* Supplied material
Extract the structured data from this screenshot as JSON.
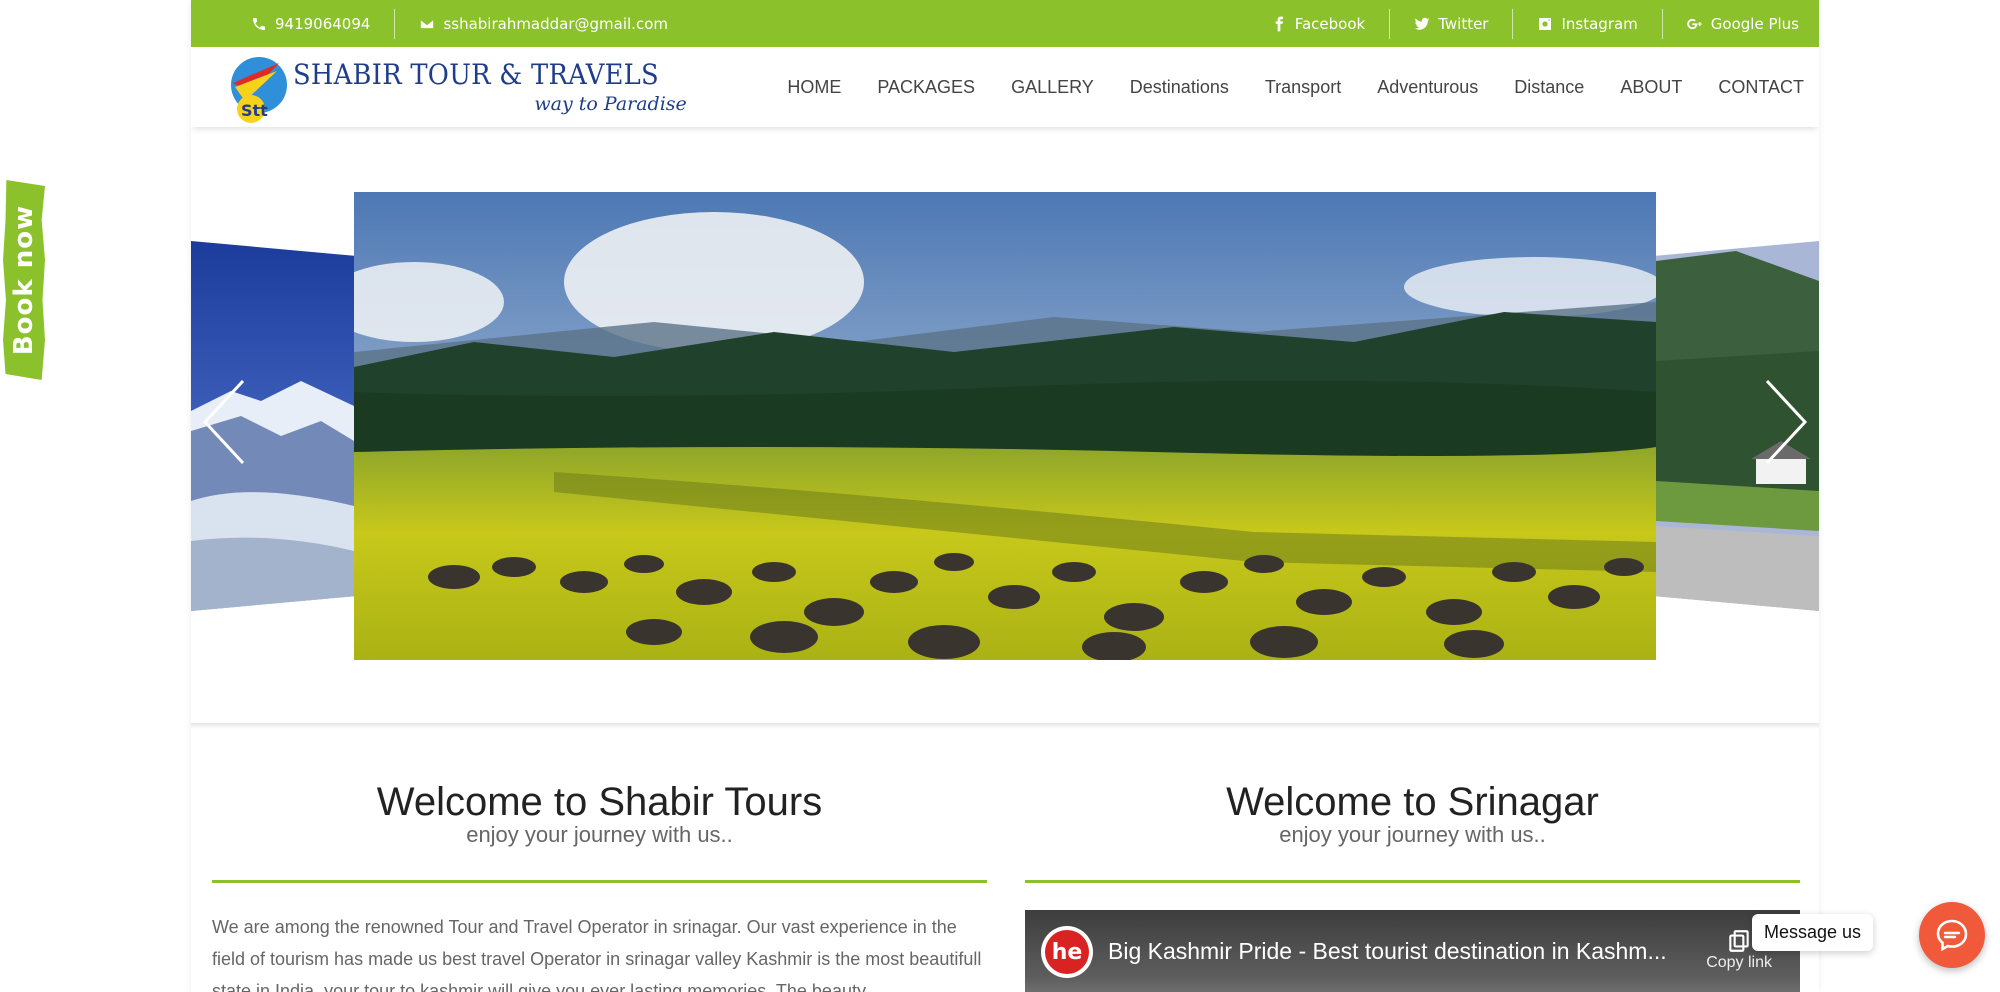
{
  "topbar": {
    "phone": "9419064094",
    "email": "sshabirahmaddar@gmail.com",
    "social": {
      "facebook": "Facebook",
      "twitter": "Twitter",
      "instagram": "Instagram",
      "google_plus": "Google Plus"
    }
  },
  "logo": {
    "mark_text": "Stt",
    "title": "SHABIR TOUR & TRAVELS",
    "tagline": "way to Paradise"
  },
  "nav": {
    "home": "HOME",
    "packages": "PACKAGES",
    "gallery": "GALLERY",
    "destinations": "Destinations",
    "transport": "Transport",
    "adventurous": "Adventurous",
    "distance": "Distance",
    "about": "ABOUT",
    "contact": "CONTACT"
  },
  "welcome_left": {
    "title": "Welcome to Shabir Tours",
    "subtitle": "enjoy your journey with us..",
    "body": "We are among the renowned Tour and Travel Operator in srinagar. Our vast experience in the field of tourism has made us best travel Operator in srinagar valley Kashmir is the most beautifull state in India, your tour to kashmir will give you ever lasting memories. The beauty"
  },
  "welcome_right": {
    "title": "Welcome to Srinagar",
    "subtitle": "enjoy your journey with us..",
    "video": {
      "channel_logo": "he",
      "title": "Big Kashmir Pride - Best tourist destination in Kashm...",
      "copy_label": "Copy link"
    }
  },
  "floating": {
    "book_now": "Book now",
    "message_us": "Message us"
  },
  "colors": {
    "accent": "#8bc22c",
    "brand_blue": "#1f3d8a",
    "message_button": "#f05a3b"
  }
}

--

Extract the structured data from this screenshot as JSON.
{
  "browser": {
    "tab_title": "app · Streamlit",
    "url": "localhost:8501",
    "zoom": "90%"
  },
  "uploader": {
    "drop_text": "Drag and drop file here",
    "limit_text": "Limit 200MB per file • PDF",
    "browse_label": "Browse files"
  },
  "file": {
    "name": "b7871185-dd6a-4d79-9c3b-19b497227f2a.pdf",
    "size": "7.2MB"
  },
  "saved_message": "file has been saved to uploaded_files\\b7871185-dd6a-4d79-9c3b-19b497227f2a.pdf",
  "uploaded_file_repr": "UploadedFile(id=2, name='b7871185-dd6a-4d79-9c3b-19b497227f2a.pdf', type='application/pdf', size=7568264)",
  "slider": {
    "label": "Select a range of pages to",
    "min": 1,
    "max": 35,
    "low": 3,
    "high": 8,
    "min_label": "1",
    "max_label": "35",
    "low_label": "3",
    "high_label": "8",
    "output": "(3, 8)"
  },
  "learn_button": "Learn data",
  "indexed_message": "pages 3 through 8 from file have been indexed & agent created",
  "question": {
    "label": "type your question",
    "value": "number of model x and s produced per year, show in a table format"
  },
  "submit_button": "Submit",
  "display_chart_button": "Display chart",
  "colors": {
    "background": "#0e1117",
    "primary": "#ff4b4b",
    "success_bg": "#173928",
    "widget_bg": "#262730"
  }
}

* * *

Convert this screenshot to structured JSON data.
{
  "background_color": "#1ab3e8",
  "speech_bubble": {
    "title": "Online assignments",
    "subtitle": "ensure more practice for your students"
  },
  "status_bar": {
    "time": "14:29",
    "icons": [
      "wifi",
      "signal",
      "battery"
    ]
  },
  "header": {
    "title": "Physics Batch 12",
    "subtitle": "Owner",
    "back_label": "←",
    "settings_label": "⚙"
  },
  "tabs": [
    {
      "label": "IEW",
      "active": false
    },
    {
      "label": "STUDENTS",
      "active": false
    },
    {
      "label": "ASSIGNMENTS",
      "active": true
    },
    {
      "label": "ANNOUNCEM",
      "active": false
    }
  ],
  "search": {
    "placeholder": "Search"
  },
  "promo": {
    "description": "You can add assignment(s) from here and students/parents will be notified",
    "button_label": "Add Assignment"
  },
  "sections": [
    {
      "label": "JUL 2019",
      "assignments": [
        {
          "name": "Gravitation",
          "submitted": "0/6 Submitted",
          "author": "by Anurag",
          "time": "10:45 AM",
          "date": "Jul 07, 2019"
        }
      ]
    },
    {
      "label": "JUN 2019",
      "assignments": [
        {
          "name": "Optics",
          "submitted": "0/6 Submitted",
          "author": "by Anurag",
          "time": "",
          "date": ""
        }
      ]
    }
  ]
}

* To be done
Each line that contains the string "from" counts once; say how many there are and nothing else.

* Correct result
4